Work to be completed -> For the listing below, give the number of lines in which "name" occurs. Add nothing.

Dataset records
(begin)
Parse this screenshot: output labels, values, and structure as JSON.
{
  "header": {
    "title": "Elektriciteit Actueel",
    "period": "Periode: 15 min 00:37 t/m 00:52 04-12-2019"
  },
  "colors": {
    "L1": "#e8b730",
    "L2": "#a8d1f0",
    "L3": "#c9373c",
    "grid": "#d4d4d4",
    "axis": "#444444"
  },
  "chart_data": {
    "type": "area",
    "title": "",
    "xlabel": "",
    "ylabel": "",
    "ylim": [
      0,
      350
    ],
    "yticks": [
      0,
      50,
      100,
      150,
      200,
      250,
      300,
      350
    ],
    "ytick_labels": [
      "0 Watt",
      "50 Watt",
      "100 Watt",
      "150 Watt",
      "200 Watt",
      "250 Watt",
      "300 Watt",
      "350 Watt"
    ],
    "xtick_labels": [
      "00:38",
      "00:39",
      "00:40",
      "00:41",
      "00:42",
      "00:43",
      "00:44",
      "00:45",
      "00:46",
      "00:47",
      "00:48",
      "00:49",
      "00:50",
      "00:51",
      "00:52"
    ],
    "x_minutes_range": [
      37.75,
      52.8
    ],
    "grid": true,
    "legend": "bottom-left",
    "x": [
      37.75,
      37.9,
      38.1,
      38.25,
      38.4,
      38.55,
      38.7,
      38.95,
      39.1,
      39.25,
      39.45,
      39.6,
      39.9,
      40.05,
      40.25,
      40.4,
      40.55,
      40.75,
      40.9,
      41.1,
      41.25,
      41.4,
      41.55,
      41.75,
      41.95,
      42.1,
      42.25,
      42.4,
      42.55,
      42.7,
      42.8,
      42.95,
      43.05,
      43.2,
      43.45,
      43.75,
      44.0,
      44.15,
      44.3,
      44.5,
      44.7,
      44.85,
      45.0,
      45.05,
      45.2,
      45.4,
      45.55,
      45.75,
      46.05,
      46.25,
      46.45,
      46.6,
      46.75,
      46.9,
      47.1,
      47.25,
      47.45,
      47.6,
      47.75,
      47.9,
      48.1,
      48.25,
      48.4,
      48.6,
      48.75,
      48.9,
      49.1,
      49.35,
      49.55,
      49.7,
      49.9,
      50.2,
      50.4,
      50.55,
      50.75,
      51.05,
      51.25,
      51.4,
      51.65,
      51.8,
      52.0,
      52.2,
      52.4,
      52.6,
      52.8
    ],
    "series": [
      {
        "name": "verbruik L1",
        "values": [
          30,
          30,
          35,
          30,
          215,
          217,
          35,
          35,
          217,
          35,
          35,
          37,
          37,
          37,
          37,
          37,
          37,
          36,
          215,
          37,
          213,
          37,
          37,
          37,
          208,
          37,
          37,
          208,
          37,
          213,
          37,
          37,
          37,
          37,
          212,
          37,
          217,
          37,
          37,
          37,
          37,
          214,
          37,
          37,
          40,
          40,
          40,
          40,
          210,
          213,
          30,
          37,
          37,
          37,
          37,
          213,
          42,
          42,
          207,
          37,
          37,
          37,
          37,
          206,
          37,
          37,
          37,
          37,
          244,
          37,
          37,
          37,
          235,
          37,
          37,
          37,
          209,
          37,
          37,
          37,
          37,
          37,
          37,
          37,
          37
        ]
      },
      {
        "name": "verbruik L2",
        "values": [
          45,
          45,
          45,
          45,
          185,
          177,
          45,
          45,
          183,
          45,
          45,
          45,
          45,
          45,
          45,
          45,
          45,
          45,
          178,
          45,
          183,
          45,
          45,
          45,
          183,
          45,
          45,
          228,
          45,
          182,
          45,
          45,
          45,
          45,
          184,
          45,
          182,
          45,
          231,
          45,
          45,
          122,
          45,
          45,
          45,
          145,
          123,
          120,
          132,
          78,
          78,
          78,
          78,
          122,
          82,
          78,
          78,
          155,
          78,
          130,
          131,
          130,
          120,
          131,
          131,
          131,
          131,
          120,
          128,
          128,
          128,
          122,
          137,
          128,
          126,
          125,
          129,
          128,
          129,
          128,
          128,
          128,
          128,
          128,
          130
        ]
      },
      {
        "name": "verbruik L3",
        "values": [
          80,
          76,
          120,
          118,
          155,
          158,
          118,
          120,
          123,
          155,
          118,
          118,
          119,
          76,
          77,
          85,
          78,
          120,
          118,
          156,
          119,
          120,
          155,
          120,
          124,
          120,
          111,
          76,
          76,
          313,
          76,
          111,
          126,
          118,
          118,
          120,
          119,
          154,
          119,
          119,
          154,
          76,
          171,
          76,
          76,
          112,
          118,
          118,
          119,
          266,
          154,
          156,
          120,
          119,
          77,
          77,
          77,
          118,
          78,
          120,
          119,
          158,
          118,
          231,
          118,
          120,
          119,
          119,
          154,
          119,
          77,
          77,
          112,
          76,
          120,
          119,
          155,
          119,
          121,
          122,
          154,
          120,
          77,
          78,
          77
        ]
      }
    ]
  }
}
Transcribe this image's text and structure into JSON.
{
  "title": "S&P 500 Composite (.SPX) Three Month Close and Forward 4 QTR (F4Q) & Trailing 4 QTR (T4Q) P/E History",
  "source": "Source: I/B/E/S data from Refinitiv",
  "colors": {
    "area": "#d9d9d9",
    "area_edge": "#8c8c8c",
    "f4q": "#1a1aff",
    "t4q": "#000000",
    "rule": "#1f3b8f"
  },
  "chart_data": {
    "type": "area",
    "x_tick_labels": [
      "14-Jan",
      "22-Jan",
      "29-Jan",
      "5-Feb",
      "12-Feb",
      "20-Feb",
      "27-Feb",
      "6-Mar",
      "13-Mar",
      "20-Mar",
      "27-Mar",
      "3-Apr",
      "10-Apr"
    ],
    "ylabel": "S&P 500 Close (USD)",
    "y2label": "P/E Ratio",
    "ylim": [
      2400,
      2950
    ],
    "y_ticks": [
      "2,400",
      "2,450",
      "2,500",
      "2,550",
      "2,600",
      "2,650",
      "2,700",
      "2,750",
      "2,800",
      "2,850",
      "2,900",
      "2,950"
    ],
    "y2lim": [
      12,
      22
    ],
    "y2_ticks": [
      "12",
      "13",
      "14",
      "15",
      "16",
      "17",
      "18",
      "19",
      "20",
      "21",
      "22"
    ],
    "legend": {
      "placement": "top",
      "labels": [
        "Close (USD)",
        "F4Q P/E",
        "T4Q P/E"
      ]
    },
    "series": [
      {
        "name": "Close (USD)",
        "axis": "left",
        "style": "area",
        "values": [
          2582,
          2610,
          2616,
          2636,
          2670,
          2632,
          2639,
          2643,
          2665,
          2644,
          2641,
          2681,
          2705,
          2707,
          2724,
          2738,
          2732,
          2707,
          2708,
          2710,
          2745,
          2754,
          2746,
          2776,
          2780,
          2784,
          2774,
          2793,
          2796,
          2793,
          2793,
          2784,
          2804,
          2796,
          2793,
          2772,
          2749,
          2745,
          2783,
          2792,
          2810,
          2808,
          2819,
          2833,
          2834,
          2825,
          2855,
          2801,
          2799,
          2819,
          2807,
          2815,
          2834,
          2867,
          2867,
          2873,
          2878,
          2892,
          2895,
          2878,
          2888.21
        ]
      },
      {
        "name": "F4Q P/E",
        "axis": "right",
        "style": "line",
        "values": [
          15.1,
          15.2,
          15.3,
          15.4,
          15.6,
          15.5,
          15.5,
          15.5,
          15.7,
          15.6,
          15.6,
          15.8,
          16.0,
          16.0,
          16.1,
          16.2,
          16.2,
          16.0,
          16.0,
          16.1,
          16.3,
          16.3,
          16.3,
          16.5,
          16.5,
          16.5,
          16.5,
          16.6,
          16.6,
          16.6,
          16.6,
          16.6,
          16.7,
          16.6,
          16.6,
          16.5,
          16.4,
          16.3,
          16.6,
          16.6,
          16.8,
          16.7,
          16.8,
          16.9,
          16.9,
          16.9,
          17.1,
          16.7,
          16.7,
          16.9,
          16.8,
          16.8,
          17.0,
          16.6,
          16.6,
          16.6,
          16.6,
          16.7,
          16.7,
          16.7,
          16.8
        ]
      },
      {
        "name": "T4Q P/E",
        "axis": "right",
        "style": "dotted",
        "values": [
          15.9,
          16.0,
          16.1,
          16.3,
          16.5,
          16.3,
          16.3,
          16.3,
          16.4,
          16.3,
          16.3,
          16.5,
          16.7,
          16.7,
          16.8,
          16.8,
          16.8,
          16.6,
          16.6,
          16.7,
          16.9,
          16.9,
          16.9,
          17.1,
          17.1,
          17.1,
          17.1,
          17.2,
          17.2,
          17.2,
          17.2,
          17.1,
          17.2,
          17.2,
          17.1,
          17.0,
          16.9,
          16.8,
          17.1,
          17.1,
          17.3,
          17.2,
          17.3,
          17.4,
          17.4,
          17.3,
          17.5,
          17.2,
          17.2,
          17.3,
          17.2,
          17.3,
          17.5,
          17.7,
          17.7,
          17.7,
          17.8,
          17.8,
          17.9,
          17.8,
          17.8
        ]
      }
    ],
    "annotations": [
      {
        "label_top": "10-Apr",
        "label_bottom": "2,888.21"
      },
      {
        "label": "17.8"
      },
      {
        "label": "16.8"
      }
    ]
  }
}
(end)
Response -> 6